▶ **Provided entries**:
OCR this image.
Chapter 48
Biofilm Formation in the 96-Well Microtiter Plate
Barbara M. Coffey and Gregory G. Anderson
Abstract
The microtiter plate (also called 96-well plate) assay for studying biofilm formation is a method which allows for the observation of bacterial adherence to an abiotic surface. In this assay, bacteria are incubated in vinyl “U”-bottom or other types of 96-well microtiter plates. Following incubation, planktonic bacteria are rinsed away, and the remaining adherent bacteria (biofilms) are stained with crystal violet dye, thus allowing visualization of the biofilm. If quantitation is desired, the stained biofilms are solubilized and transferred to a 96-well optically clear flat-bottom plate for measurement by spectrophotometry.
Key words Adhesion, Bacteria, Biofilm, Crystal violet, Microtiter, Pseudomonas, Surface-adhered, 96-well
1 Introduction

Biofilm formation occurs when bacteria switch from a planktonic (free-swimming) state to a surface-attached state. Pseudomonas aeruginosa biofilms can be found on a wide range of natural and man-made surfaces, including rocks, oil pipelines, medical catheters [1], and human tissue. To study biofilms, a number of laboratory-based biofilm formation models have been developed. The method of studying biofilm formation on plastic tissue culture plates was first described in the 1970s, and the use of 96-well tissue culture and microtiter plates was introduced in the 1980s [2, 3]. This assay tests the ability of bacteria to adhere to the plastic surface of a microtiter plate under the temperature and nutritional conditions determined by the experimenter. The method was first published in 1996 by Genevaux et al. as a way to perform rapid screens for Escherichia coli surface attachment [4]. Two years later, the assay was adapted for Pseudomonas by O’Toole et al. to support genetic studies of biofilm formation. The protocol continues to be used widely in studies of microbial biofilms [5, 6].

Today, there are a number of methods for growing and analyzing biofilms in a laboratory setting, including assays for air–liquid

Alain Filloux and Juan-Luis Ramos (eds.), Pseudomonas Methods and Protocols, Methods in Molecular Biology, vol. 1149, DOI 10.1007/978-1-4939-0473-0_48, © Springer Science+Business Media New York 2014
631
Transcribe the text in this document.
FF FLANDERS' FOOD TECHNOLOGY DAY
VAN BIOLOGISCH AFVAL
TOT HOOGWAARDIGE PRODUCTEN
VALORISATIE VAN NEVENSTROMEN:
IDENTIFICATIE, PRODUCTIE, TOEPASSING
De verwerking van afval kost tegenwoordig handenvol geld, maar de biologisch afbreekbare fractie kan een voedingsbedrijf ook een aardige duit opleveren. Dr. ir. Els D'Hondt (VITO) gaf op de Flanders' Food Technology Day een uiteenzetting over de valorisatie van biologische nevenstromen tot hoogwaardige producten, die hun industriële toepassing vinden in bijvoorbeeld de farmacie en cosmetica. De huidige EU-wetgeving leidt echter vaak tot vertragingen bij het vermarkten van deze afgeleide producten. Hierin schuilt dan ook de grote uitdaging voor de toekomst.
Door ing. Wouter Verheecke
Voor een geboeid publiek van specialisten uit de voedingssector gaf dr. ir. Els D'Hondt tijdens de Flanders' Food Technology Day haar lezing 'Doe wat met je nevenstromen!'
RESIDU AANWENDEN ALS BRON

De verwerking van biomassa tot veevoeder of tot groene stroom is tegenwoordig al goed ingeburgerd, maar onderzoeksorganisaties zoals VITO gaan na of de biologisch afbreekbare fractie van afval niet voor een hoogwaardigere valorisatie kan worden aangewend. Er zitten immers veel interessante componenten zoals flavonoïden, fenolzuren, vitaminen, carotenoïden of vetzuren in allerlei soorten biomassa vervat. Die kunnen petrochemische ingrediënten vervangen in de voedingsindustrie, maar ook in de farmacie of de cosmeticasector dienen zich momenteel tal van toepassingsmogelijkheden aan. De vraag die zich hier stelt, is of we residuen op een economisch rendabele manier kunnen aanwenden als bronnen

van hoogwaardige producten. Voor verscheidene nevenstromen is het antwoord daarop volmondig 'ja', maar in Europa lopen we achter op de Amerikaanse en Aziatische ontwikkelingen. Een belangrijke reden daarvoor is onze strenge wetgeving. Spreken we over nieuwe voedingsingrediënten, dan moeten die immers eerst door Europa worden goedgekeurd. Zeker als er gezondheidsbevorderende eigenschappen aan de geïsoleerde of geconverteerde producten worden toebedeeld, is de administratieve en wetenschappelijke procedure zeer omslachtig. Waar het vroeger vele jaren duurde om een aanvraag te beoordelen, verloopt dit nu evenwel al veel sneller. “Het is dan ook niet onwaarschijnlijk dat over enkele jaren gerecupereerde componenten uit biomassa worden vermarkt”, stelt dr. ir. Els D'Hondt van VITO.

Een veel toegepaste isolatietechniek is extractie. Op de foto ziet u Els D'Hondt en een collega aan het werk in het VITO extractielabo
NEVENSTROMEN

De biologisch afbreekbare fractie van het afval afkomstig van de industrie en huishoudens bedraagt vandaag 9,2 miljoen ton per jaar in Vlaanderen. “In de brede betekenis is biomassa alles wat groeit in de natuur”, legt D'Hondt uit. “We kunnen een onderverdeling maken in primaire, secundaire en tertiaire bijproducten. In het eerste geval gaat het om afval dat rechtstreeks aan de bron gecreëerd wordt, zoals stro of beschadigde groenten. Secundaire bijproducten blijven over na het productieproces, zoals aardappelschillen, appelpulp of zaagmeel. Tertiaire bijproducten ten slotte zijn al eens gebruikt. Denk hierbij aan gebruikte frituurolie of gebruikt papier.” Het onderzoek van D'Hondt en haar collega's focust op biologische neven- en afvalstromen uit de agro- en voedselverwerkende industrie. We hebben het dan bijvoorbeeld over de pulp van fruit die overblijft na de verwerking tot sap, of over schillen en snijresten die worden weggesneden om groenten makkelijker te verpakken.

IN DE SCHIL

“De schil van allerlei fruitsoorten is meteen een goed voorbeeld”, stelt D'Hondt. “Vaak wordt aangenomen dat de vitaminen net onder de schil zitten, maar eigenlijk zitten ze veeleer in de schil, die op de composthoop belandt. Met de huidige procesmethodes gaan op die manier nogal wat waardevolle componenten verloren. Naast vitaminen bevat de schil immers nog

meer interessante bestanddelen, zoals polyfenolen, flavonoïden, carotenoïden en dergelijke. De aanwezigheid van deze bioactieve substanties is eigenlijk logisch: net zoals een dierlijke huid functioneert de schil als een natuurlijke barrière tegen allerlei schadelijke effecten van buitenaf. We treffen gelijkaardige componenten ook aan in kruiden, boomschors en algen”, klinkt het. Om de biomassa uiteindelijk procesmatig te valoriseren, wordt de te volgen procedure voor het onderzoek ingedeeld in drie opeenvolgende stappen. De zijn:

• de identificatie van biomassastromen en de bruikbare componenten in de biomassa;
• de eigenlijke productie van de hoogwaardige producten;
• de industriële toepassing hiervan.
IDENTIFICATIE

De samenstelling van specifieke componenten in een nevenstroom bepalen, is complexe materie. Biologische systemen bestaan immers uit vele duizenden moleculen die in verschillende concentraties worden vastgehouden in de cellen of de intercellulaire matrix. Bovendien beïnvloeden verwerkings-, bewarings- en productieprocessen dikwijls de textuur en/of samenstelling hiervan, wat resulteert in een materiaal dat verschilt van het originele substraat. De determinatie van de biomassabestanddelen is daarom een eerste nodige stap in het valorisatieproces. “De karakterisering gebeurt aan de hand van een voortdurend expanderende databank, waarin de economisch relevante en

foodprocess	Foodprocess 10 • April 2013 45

▶ **Exercise goal**:
Reproduce all of the entries word for word. Omit nothing.

▶ **Answer for the task**:
OCR this image.
Chapter 48
Biofilm Formation in the 96-Well Microtiter Plate
Barbara M. Coffey and Gregory G. Anderson
Abstract
The microtiter plate (also called 96-well plate) assay for studying biofilm formation is a method which allows for the observation of bacterial adherence to an abiotic surface. In this assay, bacteria are incubated in vinyl “U”-bottom or other types of 96-well microtiter plates. Following incubation, planktonic bacteria are rinsed away, and the remaining adherent bacteria (biofilms) are stained with crystal violet dye, thus allowing visualization of the biofilm. If quantitation is desired, the stained biofilms are solubilized and transferred to a 96-well optically clear flat-bottom plate for measurement by spectrophotometry.
Key words Adhesion, Bacteria, Biofilm, Crystal violet, Microtiter, Pseudomonas, Surface-adhered, 96-well
1 Introduction

Biofilm formation occurs when bacteria switch from a planktonic (free-swimming) state to a surface-attached state. Pseudomonas aeruginosa biofilms can be found on a wide range of natural and man-made surfaces, including rocks, oil pipelines, medical catheters [1], and human tissue. To study biofilms, a number of laboratory-based biofilm formation models have been developed. The method of studying biofilm formation on plastic tissue culture plates was first described in the 1970s, and the use of 96-well tissue culture and microtiter plates was introduced in the 1980s [2, 3]. This assay tests the ability of bacteria to adhere to the plastic surface of a microtiter plate under the temperature and nutritional conditions determined by the experimenter. The method was first published in 1996 by Genevaux et al. as a way to perform rapid screens for Escherichia coli surface attachment [4]. Two years later, the assay was adapted for Pseudomonas by O’Toole et al. to support genetic studies of biofilm formation. The protocol continues to be used widely in studies of microbial biofilms [5, 6].

Today, there are a number of methods for growing and analyzing biofilms in a laboratory setting, including assays for air–liquid

Alain Filloux and Juan-Luis Ramos (eds.), Pseudomonas Methods and Protocols, Methods in Molecular Biology, vol. 1149, DOI 10.1007/978-1-4939-0473-0_48, © Springer Science+Business Media New York 2014
631
Transcribe the text in this document.
FF FLANDERS' FOOD TECHNOLOGY DAY
VAN BIOLOGISCH AFVAL
TOT HOOGWAARDIGE PRODUCTEN
VALORISATIE VAN NEVENSTROMEN:
IDENTIFICATIE, PRODUCTIE, TOEPASSING
De verwerking van afval kost tegenwoordig handenvol geld, maar de biologisch afbreekbare fractie kan een voedingsbedrijf ook een aardige duit opleveren. Dr. ir. Els D'Hondt (VITO) gaf op de Flanders' Food Technology Day een uiteenzetting over de valorisatie van biologische nevenstromen tot hoogwaardige producten, die hun industriële toepassing vinden in bijvoorbeeld de farmacie en cosmetica. De huidige EU-wetgeving leidt echter vaak tot vertragingen bij het vermarkten van deze afgeleide producten. Hierin schuilt dan ook de grote uitdaging voor de toekomst.
Door ing. Wouter Verheecke
Voor een geboeid publiek van specialisten uit de voedingssector gaf dr. ir. Els D'Hondt tijdens de Flanders' Food Technology Day haar lezing 'Doe wat met je nevenstromen!'
RESIDU AANWENDEN ALS BRON

De verwerking van biomassa tot veevoeder of tot groene stroom is tegenwoordig al goed ingeburgerd, maar onderzoeksorganisaties zoals VITO gaan na of de biologisch afbreekbare fractie van afval niet voor een hoogwaardigere valorisatie kan worden aangewend. Er zitten immers veel interessante componenten zoals flavonoïden, fenolzuren, vitaminen, carotenoïden of vetzuren in allerlei soorten biomassa vervat. Die kunnen petrochemische ingrediënten vervangen in de voedingsindustrie, maar ook in de farmacie of de cosmeticasector dienen zich momenteel tal van toepassingsmogelijkheden aan. De vraag die zich hier stelt, is of we residuen op een economisch rendabele manier kunnen aanwenden als bronnen

van hoogwaardige producten. Voor verscheidene nevenstromen is het antwoord daarop volmondig 'ja', maar in Europa lopen we achter op de Amerikaanse en Aziatische ontwikkelingen. Een belangrijke reden daarvoor is onze strenge wetgeving. Spreken we over nieuwe voedingsingrediënten, dan moeten die immers eerst door Europa worden goedgekeurd. Zeker als er gezondheidsbevorderende eigenschappen aan de geïsoleerde of geconverteerde producten worden toebedeeld, is de administratieve en wetenschappelijke procedure zeer omslachtig. Waar het vroeger vele jaren duurde om een aanvraag te beoordelen, verloopt dit nu evenwel al veel sneller. “Het is dan ook niet onwaarschijnlijk dat over enkele jaren gerecupereerde componenten uit biomassa worden vermarkt”, stelt dr. ir. Els D'Hondt van VITO.

Een veel toegepaste isolatietechniek is extractie. Op de foto ziet u Els D'Hondt en een collega aan het werk in het VITO extractielabo
NEVENSTROMEN

De biologisch afbreekbare fractie van het afval afkomstig van de industrie en huishoudens bedraagt vandaag 9,2 miljoen ton per jaar in Vlaanderen. “In de brede betekenis is biomassa alles wat groeit in de natuur”, legt D'Hondt uit. “We kunnen een onderverdeling maken in primaire, secundaire en tertiaire bijproducten. In het eerste geval gaat het om afval dat rechtstreeks aan de bron gecreëerd wordt, zoals stro of beschadigde groenten. Secundaire bijproducten blijven over na het productieproces, zoals aardappelschillen, appelpulp of zaagmeel. Tertiaire bijproducten ten slotte zijn al eens gebruikt. Denk hierbij aan gebruikte frituurolie of gebruikt papier.” Het onderzoek van D'Hondt en haar collega's focust op biologische neven- en afvalstromen uit de agro- en voedselverwerkende industrie. We hebben het dan bijvoorbeeld over de pulp van fruit die overblijft na de verwerking tot sap, of over schillen en snijresten die worden weggesneden om groenten makkelijker te verpakken.

IN DE SCHIL

“De schil van allerlei fruitsoorten is meteen een goed voorbeeld”, stelt D'Hondt. “Vaak wordt aangenomen dat de vitaminen net onder de schil zitten, maar eigenlijk zitten ze veeleer in de schil, die op de composthoop belandt. Met de huidige procesmethodes gaan op die manier nogal wat waardevolle componenten verloren. Naast vitaminen bevat de schil immers nog

meer interessante bestanddelen, zoals polyfenolen, flavonoïden, carotenoïden en dergelijke. De aanwezigheid van deze bioactieve substanties is eigenlijk logisch: net zoals een dierlijke huid functioneert de schil als een natuurlijke barrière tegen allerlei schadelijke effecten van buitenaf. We treffen gelijkaardige componenten ook aan in kruiden, boomschors en algen”, klinkt het. Om de biomassa uiteindelijk procesmatig te valoriseren, wordt de te volgen procedure voor het onderzoek ingedeeld in drie opeenvolgende stappen. De zijn:

• de identificatie van biomassastromen en de bruikbare componenten in de biomassa;
• de eigenlijke productie van de hoogwaardige producten;
• de industriële toepassing hiervan.
IDENTIFICATIE

De samenstelling van specifieke componenten in een nevenstroom bepalen, is complexe materie. Biologische systemen bestaan immers uit vele duizenden moleculen die in verschillende concentraties worden vastgehouden in de cellen of de intercellulaire matrix. Bovendien beïnvloeden verwerkings-, bewarings- en productieprocessen dikwijls de textuur en/of samenstelling hiervan, wat resulteert in een materiaal dat verschilt van het originele substraat. De determinatie van de biomassabestanddelen is daarom een eerste nodige stap in het valorisatieproces. “De karakterisering gebeurt aan de hand van een voortdurend expanderende databank, waarin de economisch relevante en

foodprocess	Foodprocess 10 • April 2013 45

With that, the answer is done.